→ **Records for the task**:
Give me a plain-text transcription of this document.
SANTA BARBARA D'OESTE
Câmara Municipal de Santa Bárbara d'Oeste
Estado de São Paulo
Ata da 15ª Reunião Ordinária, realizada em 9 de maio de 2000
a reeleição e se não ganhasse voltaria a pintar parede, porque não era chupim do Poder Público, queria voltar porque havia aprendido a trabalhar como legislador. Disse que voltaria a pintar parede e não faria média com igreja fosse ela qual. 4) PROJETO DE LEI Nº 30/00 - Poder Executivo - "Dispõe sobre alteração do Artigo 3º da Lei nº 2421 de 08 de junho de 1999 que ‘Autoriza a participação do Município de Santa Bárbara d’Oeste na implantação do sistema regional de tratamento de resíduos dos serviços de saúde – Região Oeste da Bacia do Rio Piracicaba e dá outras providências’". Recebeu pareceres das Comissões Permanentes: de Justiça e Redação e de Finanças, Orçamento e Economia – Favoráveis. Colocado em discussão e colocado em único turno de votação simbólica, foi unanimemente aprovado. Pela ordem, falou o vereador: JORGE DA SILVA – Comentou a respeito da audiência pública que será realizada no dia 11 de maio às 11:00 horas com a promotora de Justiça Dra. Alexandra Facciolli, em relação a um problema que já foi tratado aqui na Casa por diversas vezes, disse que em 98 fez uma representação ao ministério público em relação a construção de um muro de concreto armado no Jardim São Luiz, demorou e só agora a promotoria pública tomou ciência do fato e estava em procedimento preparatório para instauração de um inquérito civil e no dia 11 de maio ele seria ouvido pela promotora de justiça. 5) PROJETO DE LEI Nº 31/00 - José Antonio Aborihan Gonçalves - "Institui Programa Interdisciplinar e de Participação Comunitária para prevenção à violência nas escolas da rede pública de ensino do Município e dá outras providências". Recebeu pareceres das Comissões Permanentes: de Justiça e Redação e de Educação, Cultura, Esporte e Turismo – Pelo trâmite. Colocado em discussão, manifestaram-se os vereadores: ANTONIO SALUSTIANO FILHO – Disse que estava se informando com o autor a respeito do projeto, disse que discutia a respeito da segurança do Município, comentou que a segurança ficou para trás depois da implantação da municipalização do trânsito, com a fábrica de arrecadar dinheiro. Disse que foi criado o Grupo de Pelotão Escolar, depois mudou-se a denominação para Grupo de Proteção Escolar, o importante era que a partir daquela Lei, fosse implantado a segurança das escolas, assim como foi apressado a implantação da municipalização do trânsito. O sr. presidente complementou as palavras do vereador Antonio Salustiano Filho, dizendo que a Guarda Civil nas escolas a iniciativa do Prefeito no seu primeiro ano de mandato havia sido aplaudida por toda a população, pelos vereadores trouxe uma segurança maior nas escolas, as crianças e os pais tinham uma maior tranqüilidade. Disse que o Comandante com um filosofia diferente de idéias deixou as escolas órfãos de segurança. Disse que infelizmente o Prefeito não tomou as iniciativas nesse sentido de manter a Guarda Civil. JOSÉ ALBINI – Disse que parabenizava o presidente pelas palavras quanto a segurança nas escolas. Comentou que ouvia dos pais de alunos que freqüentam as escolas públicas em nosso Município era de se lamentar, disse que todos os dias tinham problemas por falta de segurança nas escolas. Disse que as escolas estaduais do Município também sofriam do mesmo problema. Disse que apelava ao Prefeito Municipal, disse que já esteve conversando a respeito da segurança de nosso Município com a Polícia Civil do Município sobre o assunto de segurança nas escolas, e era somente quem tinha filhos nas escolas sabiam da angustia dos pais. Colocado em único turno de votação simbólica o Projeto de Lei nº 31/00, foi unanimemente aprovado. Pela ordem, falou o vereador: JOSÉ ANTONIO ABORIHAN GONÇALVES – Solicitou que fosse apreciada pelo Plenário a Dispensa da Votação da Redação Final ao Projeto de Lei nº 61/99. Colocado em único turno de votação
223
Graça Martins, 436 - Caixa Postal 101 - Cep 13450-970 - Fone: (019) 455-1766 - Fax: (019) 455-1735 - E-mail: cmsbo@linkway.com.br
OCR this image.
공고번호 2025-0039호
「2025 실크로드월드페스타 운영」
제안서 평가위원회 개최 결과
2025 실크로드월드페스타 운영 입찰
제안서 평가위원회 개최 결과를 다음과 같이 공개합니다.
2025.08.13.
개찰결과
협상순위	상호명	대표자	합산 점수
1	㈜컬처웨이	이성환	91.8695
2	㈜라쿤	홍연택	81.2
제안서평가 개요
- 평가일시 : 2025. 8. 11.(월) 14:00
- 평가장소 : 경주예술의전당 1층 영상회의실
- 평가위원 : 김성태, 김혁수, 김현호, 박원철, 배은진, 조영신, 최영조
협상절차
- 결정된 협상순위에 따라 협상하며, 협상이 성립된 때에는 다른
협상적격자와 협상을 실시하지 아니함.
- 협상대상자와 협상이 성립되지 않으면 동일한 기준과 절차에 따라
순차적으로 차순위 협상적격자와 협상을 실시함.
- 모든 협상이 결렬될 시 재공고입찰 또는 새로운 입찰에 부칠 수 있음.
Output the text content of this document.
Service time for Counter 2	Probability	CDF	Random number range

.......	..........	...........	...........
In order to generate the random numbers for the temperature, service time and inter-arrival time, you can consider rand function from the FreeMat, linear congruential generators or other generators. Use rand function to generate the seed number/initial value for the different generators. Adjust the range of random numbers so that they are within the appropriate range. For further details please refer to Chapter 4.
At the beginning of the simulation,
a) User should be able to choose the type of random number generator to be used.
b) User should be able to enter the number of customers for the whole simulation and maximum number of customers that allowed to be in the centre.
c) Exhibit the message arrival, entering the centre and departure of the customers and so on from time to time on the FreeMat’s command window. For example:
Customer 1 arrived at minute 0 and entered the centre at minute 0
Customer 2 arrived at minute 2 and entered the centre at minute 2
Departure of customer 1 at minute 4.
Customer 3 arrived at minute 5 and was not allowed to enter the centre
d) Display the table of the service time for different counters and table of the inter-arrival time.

→ **Goal of the exercise**: Copy down every line of the material above that includes the string "should".

→ **Complete answer**:
a) User should be able to choose the type of random number generator to be used.
b) User should be able to enter the number of customers for the whole simulation and maximum number of customers that allowed to be in the centre.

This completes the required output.